## Written exercise:
Check every line below for the word "this" and give only the number of lines where it appears.

:: Records supplied ::

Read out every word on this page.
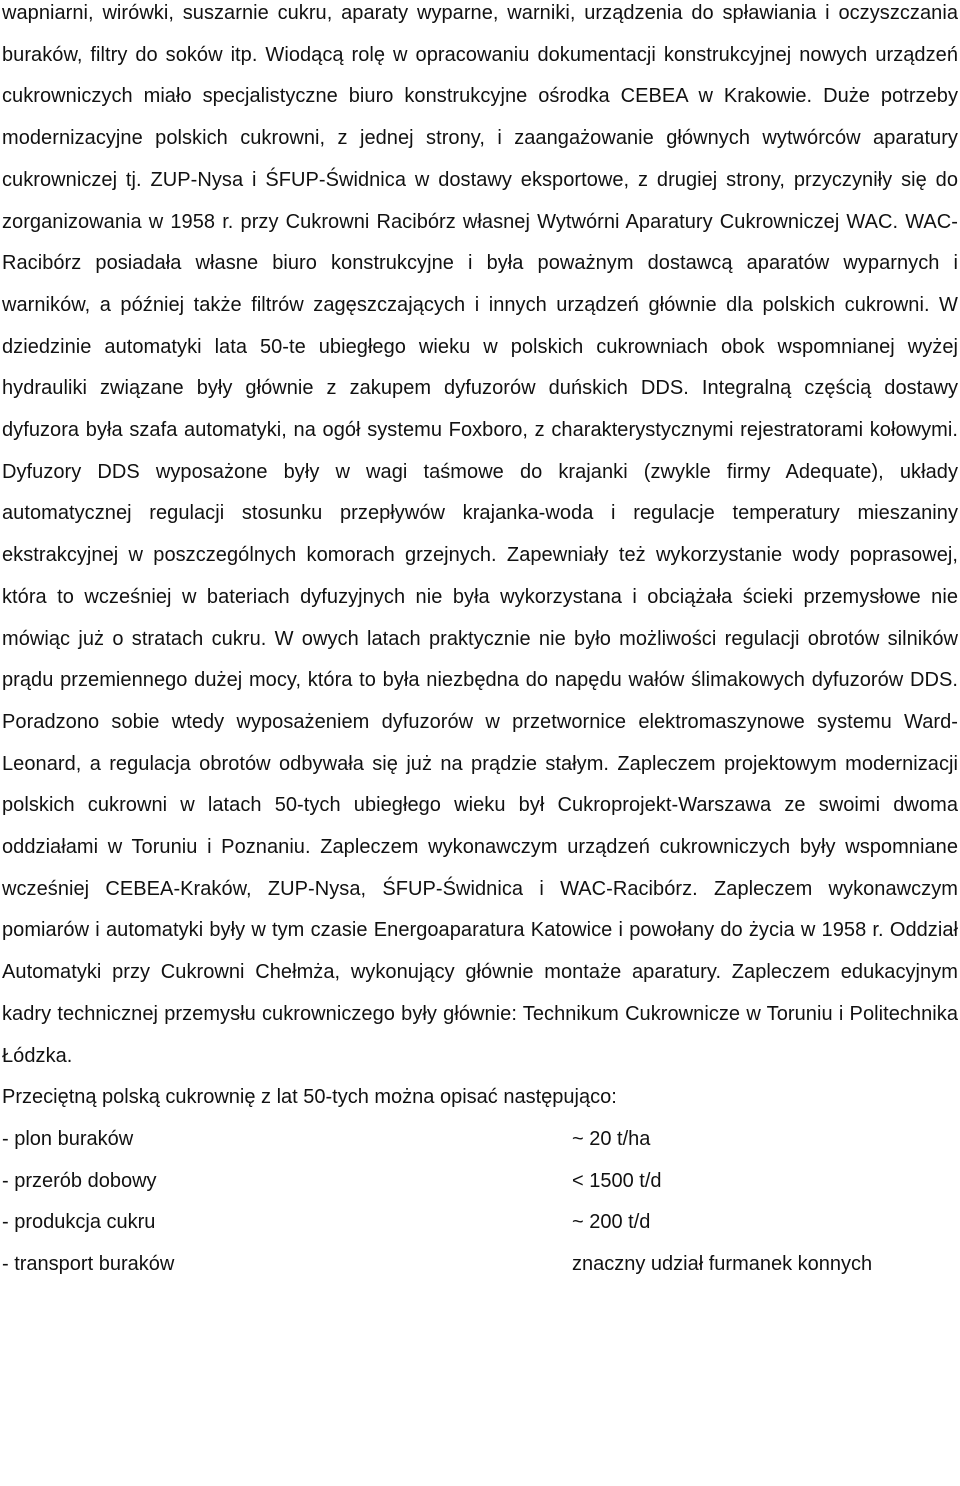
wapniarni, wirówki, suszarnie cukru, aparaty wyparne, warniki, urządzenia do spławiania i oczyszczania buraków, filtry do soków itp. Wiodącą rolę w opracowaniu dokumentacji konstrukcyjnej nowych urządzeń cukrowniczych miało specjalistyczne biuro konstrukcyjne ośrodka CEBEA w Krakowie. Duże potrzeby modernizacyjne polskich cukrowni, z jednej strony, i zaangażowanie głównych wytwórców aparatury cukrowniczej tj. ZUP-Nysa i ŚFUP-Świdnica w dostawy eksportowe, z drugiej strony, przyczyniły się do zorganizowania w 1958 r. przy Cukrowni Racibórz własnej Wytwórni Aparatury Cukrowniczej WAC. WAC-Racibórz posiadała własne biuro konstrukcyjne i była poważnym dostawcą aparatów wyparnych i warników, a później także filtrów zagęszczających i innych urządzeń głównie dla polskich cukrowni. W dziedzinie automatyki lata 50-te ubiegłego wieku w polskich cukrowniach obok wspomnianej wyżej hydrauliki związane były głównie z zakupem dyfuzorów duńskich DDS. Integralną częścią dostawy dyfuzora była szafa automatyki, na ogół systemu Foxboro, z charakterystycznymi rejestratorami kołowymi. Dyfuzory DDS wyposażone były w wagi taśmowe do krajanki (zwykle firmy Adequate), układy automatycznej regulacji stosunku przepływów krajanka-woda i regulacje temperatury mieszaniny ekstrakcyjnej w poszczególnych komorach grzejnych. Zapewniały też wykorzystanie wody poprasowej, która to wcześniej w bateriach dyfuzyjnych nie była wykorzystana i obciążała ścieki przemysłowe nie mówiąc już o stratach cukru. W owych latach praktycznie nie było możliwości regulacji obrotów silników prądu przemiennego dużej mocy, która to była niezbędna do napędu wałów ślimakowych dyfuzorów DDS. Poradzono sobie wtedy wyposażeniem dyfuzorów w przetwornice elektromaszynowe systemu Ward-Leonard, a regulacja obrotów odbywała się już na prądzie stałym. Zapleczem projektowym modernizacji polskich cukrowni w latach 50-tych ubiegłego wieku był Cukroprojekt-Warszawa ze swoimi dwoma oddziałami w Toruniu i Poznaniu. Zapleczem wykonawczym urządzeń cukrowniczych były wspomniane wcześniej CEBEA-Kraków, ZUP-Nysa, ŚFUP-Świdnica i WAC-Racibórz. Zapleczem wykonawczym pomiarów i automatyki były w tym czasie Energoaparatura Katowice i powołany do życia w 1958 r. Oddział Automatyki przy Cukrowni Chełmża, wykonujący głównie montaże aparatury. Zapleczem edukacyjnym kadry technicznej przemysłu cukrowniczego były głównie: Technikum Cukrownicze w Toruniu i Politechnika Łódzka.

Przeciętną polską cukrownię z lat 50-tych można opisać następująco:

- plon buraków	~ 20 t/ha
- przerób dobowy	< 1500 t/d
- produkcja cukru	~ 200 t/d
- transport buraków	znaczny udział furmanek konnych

:::
:: Records supplied ::

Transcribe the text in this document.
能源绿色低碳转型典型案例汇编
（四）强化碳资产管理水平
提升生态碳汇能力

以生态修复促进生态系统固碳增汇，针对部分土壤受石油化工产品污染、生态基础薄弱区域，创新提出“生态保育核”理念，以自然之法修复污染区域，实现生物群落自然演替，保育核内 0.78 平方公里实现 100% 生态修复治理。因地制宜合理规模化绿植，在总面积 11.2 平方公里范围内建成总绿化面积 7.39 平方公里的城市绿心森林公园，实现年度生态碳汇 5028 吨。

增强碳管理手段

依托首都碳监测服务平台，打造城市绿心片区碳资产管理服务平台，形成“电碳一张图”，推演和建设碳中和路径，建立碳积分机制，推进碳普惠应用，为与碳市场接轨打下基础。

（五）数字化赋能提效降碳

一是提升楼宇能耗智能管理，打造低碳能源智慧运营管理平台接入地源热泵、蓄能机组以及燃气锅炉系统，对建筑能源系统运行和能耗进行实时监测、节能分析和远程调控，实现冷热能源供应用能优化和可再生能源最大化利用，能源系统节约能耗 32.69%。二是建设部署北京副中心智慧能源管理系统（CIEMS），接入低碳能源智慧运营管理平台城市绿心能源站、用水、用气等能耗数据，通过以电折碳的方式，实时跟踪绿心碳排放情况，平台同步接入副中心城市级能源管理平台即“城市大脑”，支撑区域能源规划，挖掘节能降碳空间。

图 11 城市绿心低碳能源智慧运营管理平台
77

:::

## Exercise answer:
2